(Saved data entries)
* * * * * * * * *

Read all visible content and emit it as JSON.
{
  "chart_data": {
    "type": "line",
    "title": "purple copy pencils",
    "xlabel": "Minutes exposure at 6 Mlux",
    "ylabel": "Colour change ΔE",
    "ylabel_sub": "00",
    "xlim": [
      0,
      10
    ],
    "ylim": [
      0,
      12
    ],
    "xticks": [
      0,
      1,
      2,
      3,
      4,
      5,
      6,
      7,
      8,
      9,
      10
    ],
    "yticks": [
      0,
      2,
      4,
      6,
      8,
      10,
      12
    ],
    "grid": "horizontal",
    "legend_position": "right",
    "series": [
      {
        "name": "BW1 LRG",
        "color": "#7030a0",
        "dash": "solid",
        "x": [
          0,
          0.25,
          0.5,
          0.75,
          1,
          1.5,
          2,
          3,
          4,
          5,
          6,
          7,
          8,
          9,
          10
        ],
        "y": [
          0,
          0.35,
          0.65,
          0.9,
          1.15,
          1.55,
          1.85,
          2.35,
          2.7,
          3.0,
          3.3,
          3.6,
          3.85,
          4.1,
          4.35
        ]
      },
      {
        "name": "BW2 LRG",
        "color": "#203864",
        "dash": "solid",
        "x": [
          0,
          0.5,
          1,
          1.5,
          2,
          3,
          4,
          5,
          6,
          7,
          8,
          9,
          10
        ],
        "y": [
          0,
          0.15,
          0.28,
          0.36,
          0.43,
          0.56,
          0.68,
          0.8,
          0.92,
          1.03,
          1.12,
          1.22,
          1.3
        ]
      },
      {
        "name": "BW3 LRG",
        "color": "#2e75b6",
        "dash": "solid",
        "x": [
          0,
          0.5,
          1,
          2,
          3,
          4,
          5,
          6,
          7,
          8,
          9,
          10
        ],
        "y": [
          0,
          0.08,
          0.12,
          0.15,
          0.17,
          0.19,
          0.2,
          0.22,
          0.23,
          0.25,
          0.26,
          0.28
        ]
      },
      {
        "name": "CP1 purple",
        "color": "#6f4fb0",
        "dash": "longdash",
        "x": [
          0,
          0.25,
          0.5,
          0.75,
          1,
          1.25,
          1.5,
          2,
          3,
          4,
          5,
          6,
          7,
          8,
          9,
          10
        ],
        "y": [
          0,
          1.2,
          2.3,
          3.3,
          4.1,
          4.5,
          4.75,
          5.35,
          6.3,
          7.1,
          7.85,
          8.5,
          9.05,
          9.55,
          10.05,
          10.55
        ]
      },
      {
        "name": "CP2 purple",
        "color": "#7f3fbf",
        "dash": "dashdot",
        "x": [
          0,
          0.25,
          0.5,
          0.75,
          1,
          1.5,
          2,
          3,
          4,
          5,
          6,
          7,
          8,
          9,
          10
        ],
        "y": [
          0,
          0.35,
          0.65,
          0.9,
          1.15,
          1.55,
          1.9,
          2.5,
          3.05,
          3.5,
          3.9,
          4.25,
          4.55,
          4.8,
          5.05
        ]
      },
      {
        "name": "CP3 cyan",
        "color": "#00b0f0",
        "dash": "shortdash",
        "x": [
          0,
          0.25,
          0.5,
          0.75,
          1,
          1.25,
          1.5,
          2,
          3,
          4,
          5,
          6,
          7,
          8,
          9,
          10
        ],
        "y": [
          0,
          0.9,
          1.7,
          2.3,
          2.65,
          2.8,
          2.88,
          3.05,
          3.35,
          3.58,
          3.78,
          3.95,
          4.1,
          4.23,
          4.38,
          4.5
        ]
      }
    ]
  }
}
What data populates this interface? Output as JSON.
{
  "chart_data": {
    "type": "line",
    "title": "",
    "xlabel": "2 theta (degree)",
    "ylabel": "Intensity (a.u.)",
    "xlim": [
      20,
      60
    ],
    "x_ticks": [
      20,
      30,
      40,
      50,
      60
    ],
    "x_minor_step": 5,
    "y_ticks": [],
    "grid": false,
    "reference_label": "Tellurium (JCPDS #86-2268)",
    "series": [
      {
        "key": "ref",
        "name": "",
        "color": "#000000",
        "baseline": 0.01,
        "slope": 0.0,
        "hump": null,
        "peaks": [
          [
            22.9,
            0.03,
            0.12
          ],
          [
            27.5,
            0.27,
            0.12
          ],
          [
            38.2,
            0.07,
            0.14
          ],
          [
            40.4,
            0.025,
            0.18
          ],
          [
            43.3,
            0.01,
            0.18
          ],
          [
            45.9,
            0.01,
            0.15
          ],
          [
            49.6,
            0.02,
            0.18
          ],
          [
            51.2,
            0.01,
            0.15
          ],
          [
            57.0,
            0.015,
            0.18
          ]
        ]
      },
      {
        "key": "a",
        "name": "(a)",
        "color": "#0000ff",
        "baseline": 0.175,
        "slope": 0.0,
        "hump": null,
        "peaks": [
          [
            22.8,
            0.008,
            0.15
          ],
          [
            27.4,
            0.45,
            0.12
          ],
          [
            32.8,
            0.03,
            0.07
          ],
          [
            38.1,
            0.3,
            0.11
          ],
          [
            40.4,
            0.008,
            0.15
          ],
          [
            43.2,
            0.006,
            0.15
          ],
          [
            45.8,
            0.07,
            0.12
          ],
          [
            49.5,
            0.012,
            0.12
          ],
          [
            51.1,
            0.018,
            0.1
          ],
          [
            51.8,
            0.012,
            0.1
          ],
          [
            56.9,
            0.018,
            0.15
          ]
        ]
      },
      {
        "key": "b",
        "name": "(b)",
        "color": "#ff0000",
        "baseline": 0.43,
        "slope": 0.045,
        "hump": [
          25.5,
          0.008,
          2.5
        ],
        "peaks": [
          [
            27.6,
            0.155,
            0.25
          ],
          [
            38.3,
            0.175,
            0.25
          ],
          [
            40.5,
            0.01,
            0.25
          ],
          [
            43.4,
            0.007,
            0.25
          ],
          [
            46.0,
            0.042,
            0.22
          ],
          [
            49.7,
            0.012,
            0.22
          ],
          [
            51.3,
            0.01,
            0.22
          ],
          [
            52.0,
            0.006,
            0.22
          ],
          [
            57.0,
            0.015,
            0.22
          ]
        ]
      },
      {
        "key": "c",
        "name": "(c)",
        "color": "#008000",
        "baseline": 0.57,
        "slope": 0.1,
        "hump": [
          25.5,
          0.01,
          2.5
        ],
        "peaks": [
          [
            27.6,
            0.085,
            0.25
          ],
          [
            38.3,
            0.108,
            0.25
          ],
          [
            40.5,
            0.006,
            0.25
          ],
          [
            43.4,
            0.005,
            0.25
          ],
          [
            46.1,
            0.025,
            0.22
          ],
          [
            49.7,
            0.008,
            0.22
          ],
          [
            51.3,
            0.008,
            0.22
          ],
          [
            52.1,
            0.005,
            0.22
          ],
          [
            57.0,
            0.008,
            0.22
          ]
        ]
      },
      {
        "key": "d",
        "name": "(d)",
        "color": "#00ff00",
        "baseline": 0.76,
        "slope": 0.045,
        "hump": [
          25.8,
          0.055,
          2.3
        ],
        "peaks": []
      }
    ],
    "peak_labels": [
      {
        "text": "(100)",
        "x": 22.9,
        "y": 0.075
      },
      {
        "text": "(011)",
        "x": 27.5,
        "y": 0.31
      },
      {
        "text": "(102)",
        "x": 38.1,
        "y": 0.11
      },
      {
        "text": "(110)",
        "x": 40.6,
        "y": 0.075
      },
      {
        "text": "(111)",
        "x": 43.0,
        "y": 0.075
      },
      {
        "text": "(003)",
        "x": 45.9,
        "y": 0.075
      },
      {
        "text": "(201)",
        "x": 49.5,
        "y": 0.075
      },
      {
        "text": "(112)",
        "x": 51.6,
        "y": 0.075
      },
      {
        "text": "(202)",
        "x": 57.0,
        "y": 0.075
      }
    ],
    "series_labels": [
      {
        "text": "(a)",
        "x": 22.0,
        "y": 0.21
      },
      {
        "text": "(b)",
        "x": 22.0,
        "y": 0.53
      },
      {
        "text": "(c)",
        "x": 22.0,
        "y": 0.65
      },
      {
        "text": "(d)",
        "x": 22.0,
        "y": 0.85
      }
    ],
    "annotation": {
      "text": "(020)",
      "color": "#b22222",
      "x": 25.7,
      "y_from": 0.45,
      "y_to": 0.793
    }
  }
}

* * * * * * * * *

__INSTRUCTIONS TO FOLLOW__
Search the entries for the word "JSON" and pick out every line that holds it.

__RESPONSE TO THIS TASK__
Read all visible content and emit it as JSON.
What data populates this interface? Output as JSON.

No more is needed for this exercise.